YOUR OBJECTIVE: Copy the data precisely, character for character, and leave out every picture.

MATERIAL FOR THIS EXERCISE:
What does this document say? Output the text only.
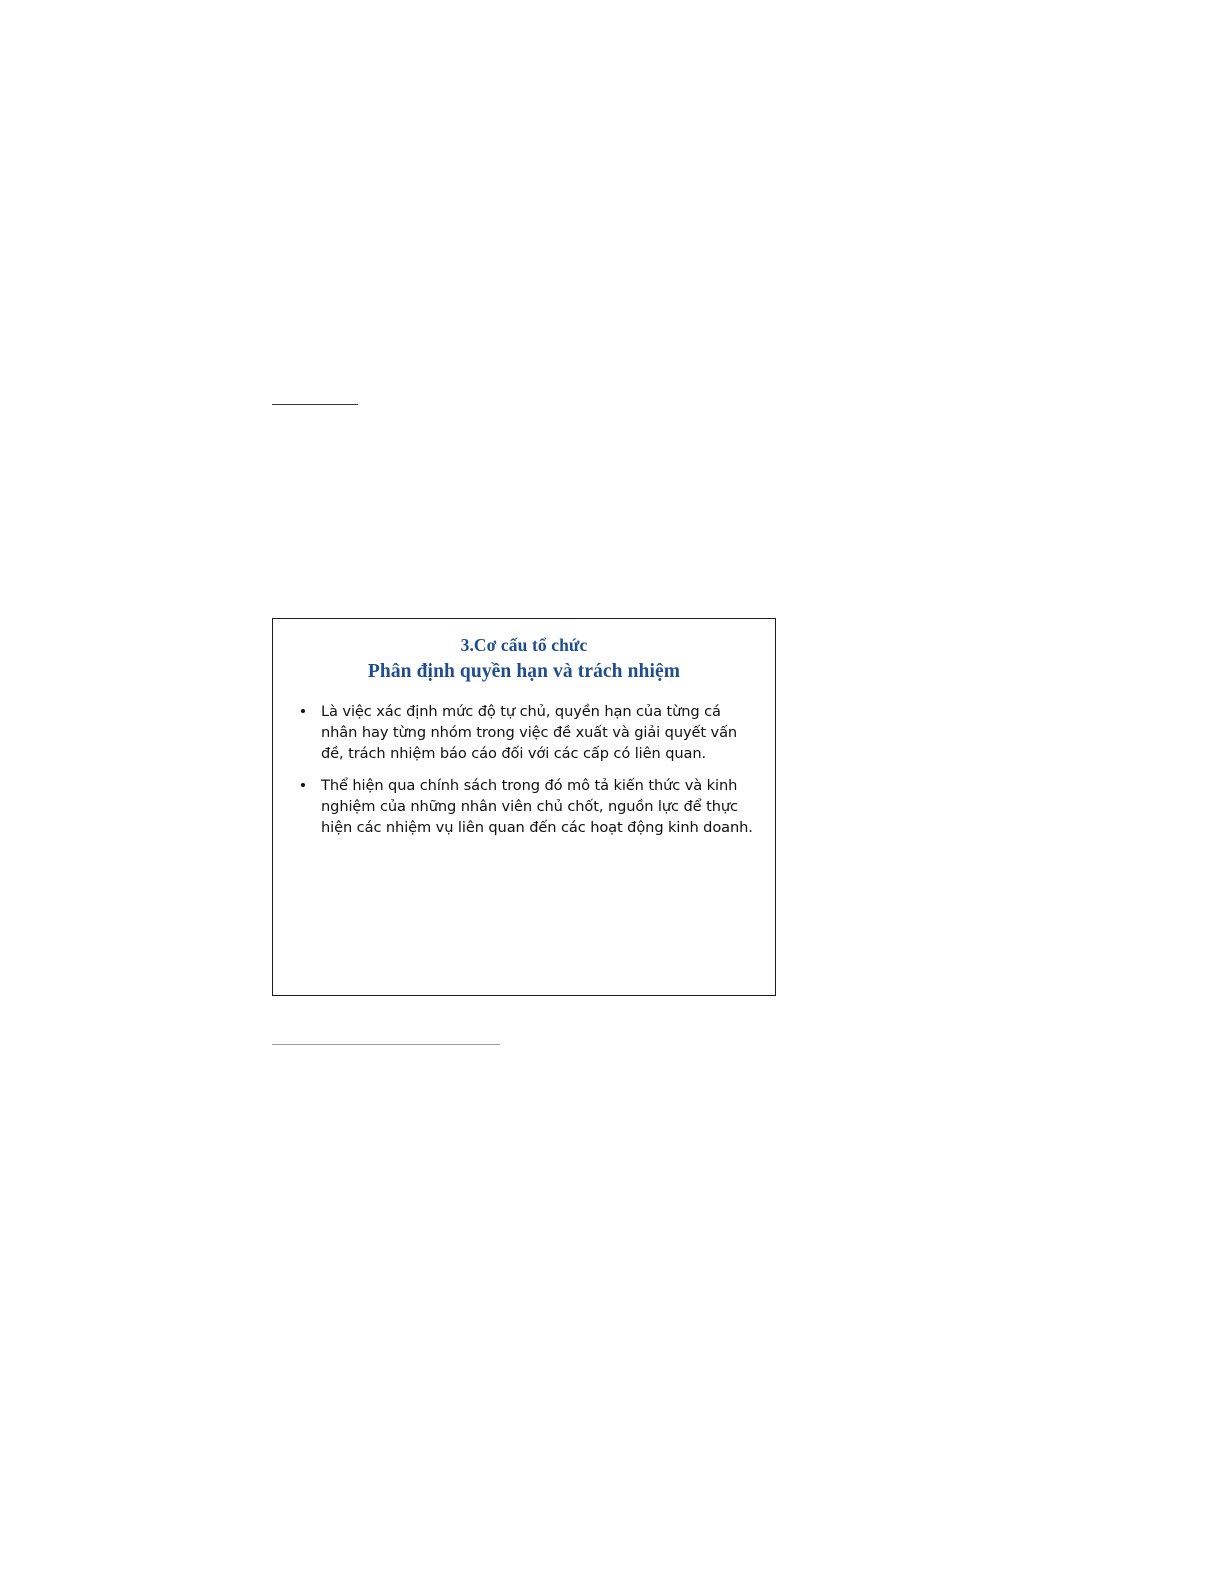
3.Cơ cấu tổ chức
Phân định quyền hạn và trách nhiệm
Là việc xác định mức độ tự chủ, quyền hạn của từng cá nhân hay từng nhóm trong việc đề xuất và giải quyết vấn đề, trách nhiệm báo cáo đối với các cấp có liên quan.
Thể hiện qua chính sách trong đó mô tả kiến thức và kinh nghiệm của những nhân viên chủ chốt, nguồn lực để thực hiện các nhiệm vụ liên quan đến các hoạt động kinh doanh.
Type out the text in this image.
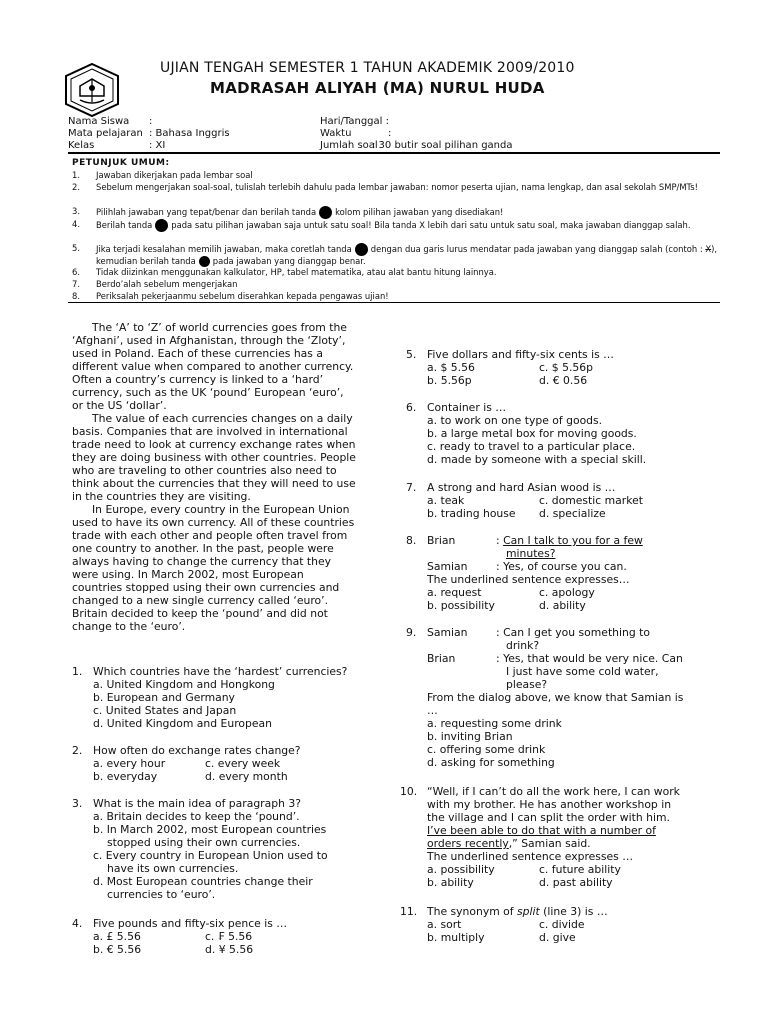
UJIAN TENGAH SEMESTER 1 TAHUN AKADEMIK 2009/2010
MADRASAH ALIYAH (MA) NURUL HUDA
Nama Siswa :
Mata pelajaran : Bahasa Inggris
Kelas	: XI
Hari/Tanggal :
Waktu	:
Jumlah soal
: 30 butir soal pilihan ganda
PETUNJUK UMUM:
1. Jawaban dikerjakan pada lembar soal
2. Sebelum mengerjakan soal-soal, tulislah terlebih dahulu pada lembar jawaban: nomor peserta ujian, nama lengkap, dan asal sekolah SMP/MTs!
3. Pilihlah jawaban yang tepat/benar dan berilah tanda kolom pilihan jawaban yang disediakan!
4. Berilah tanda pada satu pilihan jawaban saja untuk satu soal! Bila tanda X lebih dari satu untuk satu soal, maka jawaban dianggap salah.
5. Jika terjadi kesalahan memilih jawaban, maka coretlah tanda dengan dua garis lurus mendatar pada jawaban yang dianggap salah (contoh : X), kemudian berilah tanda pada jawaban yang dianggap benar.
6. Tidak diizinkan menggunakan kalkulator, HP, tabel matematika, atau alat bantu hitung lainnya.
7. Berdo’alah sebelum mengerjakan
8. Periksalah pekerjaanmu sebelum diserahkan kepada pengawas ujian!

The ‘A’ to ‘Z’ of world currencies goes from the ‘Afghani’, used in Afghanistan, through the ‘Zloty’, used in Poland. Each of these currencies has a different value when compared to another currency. Often a country’s currency is linked to a ‘hard’ currency, such as the UK ‘pound’ European ‘euro’, or the US ‘dollar’.

The value of each currencies changes on a daily basis. Companies that are involved in international trade need to look at currency exchange rates when they are doing business with other countries. People who are traveling to other countries also need to think about the currencies that they will need to use in the countries they are visiting.

In Europe, every country in the European Union used to have its own currency. All of these countries trade with each other and people often travel from one country to another. In the past, people were always having to change the currency that they were using. In March 2002, most European countries stopped using their own currencies and changed to a new single currency called ‘euro’. Britain decided to keep the ‘pound’ and did not change to the ‘euro’.

1. Which countries have the ‘hardest’ currencies?
a. United Kingdom and Hongkong
b. European and Germany
c. United States and Japan
d. United Kingdom and European
2. How often do exchange rates change?
a. every hour	c. every week
b. everyday	d. every month
3. What is the main idea of paragraph 3?
a. Britain decides to keep the ‘pound’.
b. In March 2002, most European countries
stopped using their own currencies.
c. Every country in European Union used to
have its own currencies.
d. Most European countries change their
currencies to ‘euro’.
4. Five pounds and fifty-six pence is …
a. £ 5.56	c. ₣ 5.56
b. € 5.56	d. ¥ 5.56
5. Five dollars and fifty-six cents is …
a. $ 5.56	c. $ 5.56p
b. 5.56p	d. € 0.56
6. Container is …
a. to work on one type of goods.
b. a large metal box for moving goods.
c. ready to travel to a particular place.
d. made by someone with a special skill.
7. A strong and hard Asian wood is …
a. teak	c. domestic market
b. trading house	d. specialize
8. Brian	: Can I talk to you for a few
minutes?
Samian	: Yes, of course you can.
The underlined sentence expresses…
a. request	c. apology
b. possibility	d. ability
9. Samian	: Can I get you something to
drink?
Brian	: Yes, that would be very nice. Can
I just have some cold water,
please?
From the dialog above, we know that Samian is
…
a. requesting some drink
b. inviting Brian
c. offering some drink
d. asking for something
10. “Well, if I can’t do all the work here, I can work
with my brother. He has another workshop in
the village and I can split the order with him.
I’ve been able to do that with a number of
orders recently,” Samian said.
The underlined sentence expresses …
a. possibility	c. future ability
b. ability	d. past ability
11. The synonym of split (line 3) is …
a. sort	c. divide
b. multiply	d. give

CORRECT RESULT:
What does this document say? Output the text only.
3.Cơ cấu tổ chức
Phân định quyền hạn và trách nhiệm
Là việc xác định mức độ tự chủ, quyền hạn của từng cá nhân hay từng nhóm trong việc đề xuất và giải quyết vấn đề, trách nhiệm báo cáo đối với các cấp có liên quan.
Thể hiện qua chính sách trong đó mô tả kiến thức và kinh nghiệm của những nhân viên chủ chốt, nguồn lực để thực hiện các nhiệm vụ liên quan đến các hoạt động kinh doanh.
Type out the text in this image.
UJIAN TENGAH SEMESTER 1 TAHUN AKADEMIK 2009/2010
MADRASAH ALIYAH (MA) NURUL HUDA
Nama Siswa :
Mata pelajaran : Bahasa Inggris
Kelas	: XI
Hari/Tanggal :
Waktu	:
Jumlah soal
: 30 butir soal pilihan ganda
PETUNJUK UMUM:
1. Jawaban dikerjakan pada lembar soal
2. Sebelum mengerjakan soal-soal, tulislah terlebih dahulu pada lembar jawaban: nomor peserta ujian, nama lengkap, dan asal sekolah SMP/MTs!
3. Pilihlah jawaban yang tepat/benar dan berilah tanda kolom pilihan jawaban yang disediakan!
4. Berilah tanda pada satu pilihan jawaban saja untuk satu soal! Bila tanda X lebih dari satu untuk satu soal, maka jawaban dianggap salah.
5. Jika terjadi kesalahan memilih jawaban, maka coretlah tanda dengan dua garis lurus mendatar pada jawaban yang dianggap salah (contoh : X), kemudian berilah tanda pada jawaban yang dianggap benar.
6. Tidak diizinkan menggunakan kalkulator, HP, tabel matematika, atau alat bantu hitung lainnya.
7. Berdo’alah sebelum mengerjakan
8. Periksalah pekerjaanmu sebelum diserahkan kepada pengawas ujian!

The ‘A’ to ‘Z’ of world currencies goes from the ‘Afghani’, used in Afghanistan, through the ‘Zloty’, used in Poland. Each of these currencies has a different value when compared to another currency. Often a country’s currency is linked to a ‘hard’ currency, such as the UK ‘pound’ European ‘euro’, or the US ‘dollar’.

The value of each currencies changes on a daily basis. Companies that are involved in international trade need to look at currency exchange rates when they are doing business with other countries. People who are traveling to other countries also need to think about the currencies that they will need to use in the countries they are visiting.

In Europe, every country in the European Union used to have its own currency. All of these countries trade with each other and people often travel from one country to another. In the past, people were always having to change the currency that they were using. In March 2002, most European countries stopped using their own currencies and changed to a new single currency called ‘euro’. Britain decided to keep the ‘pound’ and did not change to the ‘euro’.

1. Which countries have the ‘hardest’ currencies?
a. United Kingdom and Hongkong
b. European and Germany
c. United States and Japan
d. United Kingdom and European
2. How often do exchange rates change?
a. every hour	c. every week
b. everyday	d. every month
3. What is the main idea of paragraph 3?
a. Britain decides to keep the ‘pound’.
b. In March 2002, most European countries
stopped using their own currencies.
c. Every country in European Union used to
have its own currencies.
d. Most European countries change their
currencies to ‘euro’.
4. Five pounds and fifty-six pence is …
a. £ 5.56	c. ₣ 5.56
b. € 5.56	d. ¥ 5.56
5. Five dollars and fifty-six cents is …
a. $ 5.56	c. $ 5.56p
b. 5.56p	d. € 0.56
6. Container is …
a. to work on one type of goods.
b. a large metal box for moving goods.
c. ready to travel to a particular place.
d. made by someone with a special skill.
7. A strong and hard Asian wood is …
a. teak	c. domestic market
b. trading house	d. specialize
8. Brian	: Can I talk to you for a few
minutes?
Samian	: Yes, of course you can.
The underlined sentence expresses…
a. request	c. apology
b. possibility	d. ability
9. Samian	: Can I get you something to
drink?
Brian	: Yes, that would be very nice. Can
I just have some cold water,
please?
From the dialog above, we know that Samian is
…
a. requesting some drink
b. inviting Brian
c. offering some drink
d. asking for something
10. “Well, if I can’t do all the work here, I can work
with my brother. He has another workshop in
the village and I can split the order with him.
I’ve been able to do that with a number of
orders recently,” Samian said.
The underlined sentence expresses …
a. possibility	c. future ability
b. ability	d. past ability
11. The synonym of split (line 3) is …
a. sort	c. divide
b. multiply	d. give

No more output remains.